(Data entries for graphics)
===============

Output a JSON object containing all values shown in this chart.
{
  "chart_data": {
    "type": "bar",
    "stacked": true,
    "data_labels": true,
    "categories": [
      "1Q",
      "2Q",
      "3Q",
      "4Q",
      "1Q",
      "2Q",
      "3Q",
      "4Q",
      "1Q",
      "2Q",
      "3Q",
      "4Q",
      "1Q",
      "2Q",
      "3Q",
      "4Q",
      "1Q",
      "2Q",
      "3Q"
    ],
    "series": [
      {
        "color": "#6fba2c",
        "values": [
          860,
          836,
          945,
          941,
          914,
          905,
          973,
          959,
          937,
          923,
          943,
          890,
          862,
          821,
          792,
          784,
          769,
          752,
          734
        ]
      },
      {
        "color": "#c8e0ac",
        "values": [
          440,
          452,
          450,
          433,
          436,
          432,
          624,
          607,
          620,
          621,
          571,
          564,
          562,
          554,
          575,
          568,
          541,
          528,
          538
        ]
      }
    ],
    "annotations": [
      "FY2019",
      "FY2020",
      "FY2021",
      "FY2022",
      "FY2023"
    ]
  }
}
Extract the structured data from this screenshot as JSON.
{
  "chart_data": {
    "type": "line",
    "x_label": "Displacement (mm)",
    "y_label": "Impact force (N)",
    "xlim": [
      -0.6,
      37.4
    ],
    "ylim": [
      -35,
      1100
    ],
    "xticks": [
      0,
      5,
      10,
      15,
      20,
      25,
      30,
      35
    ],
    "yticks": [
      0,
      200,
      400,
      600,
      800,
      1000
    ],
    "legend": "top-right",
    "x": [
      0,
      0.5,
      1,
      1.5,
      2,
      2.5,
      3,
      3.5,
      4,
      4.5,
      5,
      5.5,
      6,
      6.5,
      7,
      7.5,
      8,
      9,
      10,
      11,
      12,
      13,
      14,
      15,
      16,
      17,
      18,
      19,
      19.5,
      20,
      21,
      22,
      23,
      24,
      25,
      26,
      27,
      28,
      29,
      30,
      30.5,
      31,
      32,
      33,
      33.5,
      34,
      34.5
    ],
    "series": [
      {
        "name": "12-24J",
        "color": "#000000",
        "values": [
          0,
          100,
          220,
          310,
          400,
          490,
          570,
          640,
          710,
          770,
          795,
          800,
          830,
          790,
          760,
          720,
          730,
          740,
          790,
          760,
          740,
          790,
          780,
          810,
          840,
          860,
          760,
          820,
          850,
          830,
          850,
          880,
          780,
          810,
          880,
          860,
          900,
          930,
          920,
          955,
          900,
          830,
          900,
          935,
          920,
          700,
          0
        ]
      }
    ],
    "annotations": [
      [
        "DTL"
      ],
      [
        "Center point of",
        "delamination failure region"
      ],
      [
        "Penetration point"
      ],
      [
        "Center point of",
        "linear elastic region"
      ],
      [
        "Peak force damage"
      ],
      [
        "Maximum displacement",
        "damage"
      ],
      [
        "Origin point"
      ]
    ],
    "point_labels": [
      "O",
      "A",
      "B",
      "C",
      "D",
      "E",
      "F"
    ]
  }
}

===============

(Aim of the task)
Retype each record exactly, leaving nothing out.

(Result for this exercise)
Output a JSON object containing all values shown in this chart.
{
  "chart_data": {
    "type": "bar",
    "stacked": true,
    "data_labels": true,
    "categories": [
      "1Q",
      "2Q",
      "3Q",
      "4Q",
      "1Q",
      "2Q",
      "3Q",
      "4Q",
      "1Q",
      "2Q",
      "3Q",
      "4Q",
      "1Q",
      "2Q",
      "3Q",
      "4Q",
      "1Q",
      "2Q",
      "3Q"
    ],
    "series": [
      {
        "color": "#6fba2c",
        "values": [
          860,
          836,
          945,
          941,
          914,
          905,
          973,
          959,
          937,
          923,
          943,
          890,
          862,
          821,
          792,
          784,
          769,
          752,
          734
        ]
      },
      {
        "color": "#c8e0ac",
        "values": [
          440,
          452,
          450,
          433,
          436,
          432,
          624,
          607,
          620,
          621,
          571,
          564,
          562,
          554,
          575,
          568,
          541,
          528,
          538
        ]
      }
    ],
    "annotations": [
      "FY2019",
      "FY2020",
      "FY2021",
      "FY2022",
      "FY2023"
    ]
  }
}
Extract the structured data from this screenshot as JSON.
{
  "chart_data": {
    "type": "line",
    "x_label": "Displacement (mm)",
    "y_label": "Impact force (N)",
    "xlim": [
      -0.6,
      37.4
    ],
    "ylim": [
      -35,
      1100
    ],
    "xticks": [
      0,
      5,
      10,
      15,
      20,
      25,
      30,
      35
    ],
    "yticks": [
      0,
      200,
      400,
      600,
      800,
      1000
    ],
    "legend": "top-right",
    "x": [
      0,
      0.5,
      1,
      1.5,
      2,
      2.5,
      3,
      3.5,
      4,
      4.5,
      5,
      5.5,
      6,
      6.5,
      7,
      7.5,
      8,
      9,
      10,
      11,
      12,
      13,
      14,
      15,
      16,
      17,
      18,
      19,
      19.5,
      20,
      21,
      22,
      23,
      24,
      25,
      26,
      27,
      28,
      29,
      30,
      30.5,
      31,
      32,
      33,
      33.5,
      34,
      34.5
    ],
    "series": [
      {
        "name": "12-24J",
        "color": "#000000",
        "values": [
          0,
          100,
          220,
          310,
          400,
          490,
          570,
          640,
          710,
          770,
          795,
          800,
          830,
          790,
          760,
          720,
          730,
          740,
          790,
          760,
          740,
          790,
          780,
          810,
          840,
          860,
          760,
          820,
          850,
          830,
          850,
          880,
          780,
          810,
          880,
          860,
          900,
          930,
          920,
          955,
          900,
          830,
          900,
          935,
          920,
          700,
          0
        ]
      }
    ],
    "annotations": [
      [
        "DTL"
      ],
      [
        "Center point of",
        "delamination failure region"
      ],
      [
        "Penetration point"
      ],
      [
        "Center point of",
        "linear elastic region"
      ],
      [
        "Peak force damage"
      ],
      [
        "Maximum displacement",
        "damage"
      ],
      [
        "Origin point"
      ]
    ],
    "point_labels": [
      "O",
      "A",
      "B",
      "C",
      "D",
      "E",
      "F"
    ]
  }
}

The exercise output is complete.